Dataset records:
++++++
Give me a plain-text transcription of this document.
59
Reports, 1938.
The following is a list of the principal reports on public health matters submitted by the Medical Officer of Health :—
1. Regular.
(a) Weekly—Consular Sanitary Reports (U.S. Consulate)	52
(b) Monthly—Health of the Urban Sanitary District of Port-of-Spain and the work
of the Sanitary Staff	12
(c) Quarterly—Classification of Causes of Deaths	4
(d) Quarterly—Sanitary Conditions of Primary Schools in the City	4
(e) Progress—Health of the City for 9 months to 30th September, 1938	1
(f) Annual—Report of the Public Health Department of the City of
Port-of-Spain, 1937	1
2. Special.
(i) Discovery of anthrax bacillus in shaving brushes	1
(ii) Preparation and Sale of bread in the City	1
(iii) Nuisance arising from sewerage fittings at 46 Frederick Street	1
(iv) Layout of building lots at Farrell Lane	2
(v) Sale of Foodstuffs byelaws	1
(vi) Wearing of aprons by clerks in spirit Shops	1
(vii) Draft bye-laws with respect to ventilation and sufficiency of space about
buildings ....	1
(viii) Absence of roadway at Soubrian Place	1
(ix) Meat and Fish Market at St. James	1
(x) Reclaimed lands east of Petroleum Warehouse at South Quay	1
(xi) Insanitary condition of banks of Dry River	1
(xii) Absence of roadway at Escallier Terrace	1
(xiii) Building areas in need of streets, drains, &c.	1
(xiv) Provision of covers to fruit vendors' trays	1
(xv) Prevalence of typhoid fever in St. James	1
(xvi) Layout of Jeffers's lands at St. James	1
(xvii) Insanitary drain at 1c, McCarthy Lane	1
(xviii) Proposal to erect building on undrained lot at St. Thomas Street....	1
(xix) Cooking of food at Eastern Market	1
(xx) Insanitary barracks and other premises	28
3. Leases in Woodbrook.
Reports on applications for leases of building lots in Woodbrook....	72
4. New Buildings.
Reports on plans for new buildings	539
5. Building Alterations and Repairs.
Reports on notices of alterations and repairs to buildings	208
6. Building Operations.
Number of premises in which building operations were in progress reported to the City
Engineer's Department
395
++++++
Extract all of the data shown above and repeat it verbatim.

» Solution below
Give me a plain-text transcription of this document.
59
Reports, 1938.
The following is a list of the principal reports on public health matters submitted by the Medical Officer of Health :—
1. Regular.
(a) Weekly—Consular Sanitary Reports (U.S. Consulate)	52
(b) Monthly—Health of the Urban Sanitary District of Port-of-Spain and the work
of the Sanitary Staff	12
(c) Quarterly—Classification of Causes of Deaths	4
(d) Quarterly—Sanitary Conditions of Primary Schools in the City	4
(e) Progress—Health of the City for 9 months to 30th September, 1938	1
(f) Annual—Report of the Public Health Department of the City of
Port-of-Spain, 1937	1
2. Special.
(i) Discovery of anthrax bacillus in shaving brushes	1
(ii) Preparation and Sale of bread in the City	1
(iii) Nuisance arising from sewerage fittings at 46 Frederick Street	1
(iv) Layout of building lots at Farrell Lane	2
(v) Sale of Foodstuffs byelaws	1
(vi) Wearing of aprons by clerks in spirit Shops	1
(vii) Draft bye-laws with respect to ventilation and sufficiency of space about
buildings ....	1
(viii) Absence of roadway at Soubrian Place	1
(ix) Meat and Fish Market at St. James	1
(x) Reclaimed lands east of Petroleum Warehouse at South Quay	1
(xi) Insanitary condition of banks of Dry River	1
(xii) Absence of roadway at Escallier Terrace	1
(xiii) Building areas in need of streets, drains, &c.	1
(xiv) Provision of covers to fruit vendors' trays	1
(xv) Prevalence of typhoid fever in St. James	1
(xvi) Layout of Jeffers's lands at St. James	1
(xvii) Insanitary drain at 1c, McCarthy Lane	1
(xviii) Proposal to erect building on undrained lot at St. Thomas Street....	1
(xix) Cooking of food at Eastern Market	1
(xx) Insanitary barracks and other premises	28
3. Leases in Woodbrook.
Reports on applications for leases of building lots in Woodbrook....	72
4. New Buildings.
Reports on plans for new buildings	539
5. Building Alterations and Repairs.
Reports on notices of alterations and repairs to buildings	208
6. Building Operations.
Number of premises in which building operations were in progress reported to the City
Engineer's Department
395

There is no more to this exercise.